> **What the task asks**
Omit every picture and return the rest of the data unaltered.
--- begin Data in this exercise ---
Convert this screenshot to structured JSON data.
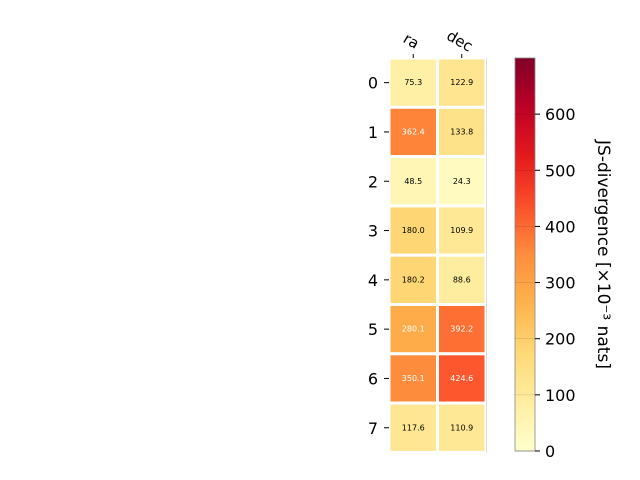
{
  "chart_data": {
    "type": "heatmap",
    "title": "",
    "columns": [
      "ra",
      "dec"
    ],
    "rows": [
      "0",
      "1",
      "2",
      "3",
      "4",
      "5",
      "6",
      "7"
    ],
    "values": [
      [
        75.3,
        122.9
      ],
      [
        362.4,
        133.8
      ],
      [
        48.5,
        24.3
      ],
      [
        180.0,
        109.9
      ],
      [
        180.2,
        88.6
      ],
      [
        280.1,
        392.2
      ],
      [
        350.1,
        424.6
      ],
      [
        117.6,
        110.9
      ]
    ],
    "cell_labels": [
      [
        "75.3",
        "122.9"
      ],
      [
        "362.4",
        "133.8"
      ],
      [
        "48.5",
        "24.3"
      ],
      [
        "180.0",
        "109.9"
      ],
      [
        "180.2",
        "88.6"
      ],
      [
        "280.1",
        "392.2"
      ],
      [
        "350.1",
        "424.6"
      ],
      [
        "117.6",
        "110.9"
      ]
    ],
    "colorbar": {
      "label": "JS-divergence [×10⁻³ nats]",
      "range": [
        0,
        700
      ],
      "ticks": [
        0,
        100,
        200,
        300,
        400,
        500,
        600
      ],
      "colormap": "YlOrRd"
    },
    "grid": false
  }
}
--- end Data in this exercise ---
> **Written reply**
Convert this screenshot to structured JSON data.
{
  "chart_data": {
    "type": "heatmap",
    "title": "",
    "columns": [
      "ra",
      "dec"
    ],
    "rows": [
      "0",
      "1",
      "2",
      "3",
      "4",
      "5",
      "6",
      "7"
    ],
    "values": [
      [
        75.3,
        122.9
      ],
      [
        362.4,
        133.8
      ],
      [
        48.5,
        24.3
      ],
      [
        180.0,
        109.9
      ],
      [
        180.2,
        88.6
      ],
      [
        280.1,
        392.2
      ],
      [
        350.1,
        424.6
      ],
      [
        117.6,
        110.9
      ]
    ],
    "cell_labels": [
      [
        "75.3",
        "122.9"
      ],
      [
        "362.4",
        "133.8"
      ],
      [
        "48.5",
        "24.3"
      ],
      [
        "180.0",
        "109.9"
      ],
      [
        "180.2",
        "88.6"
      ],
      [
        "280.1",
        "392.2"
      ],
      [
        "350.1",
        "424.6"
      ],
      [
        "117.6",
        "110.9"
      ]
    ],
    "colorbar": {
      "label": "JS-divergence [×10⁻³ nats]",
      "range": [
        0,
        700
      ],
      "ticks": [
        0,
        100,
        200,
        300,
        400,
        500,
        600
      ],
      "colormap": "YlOrRd"
    },
    "grid": false
  }
}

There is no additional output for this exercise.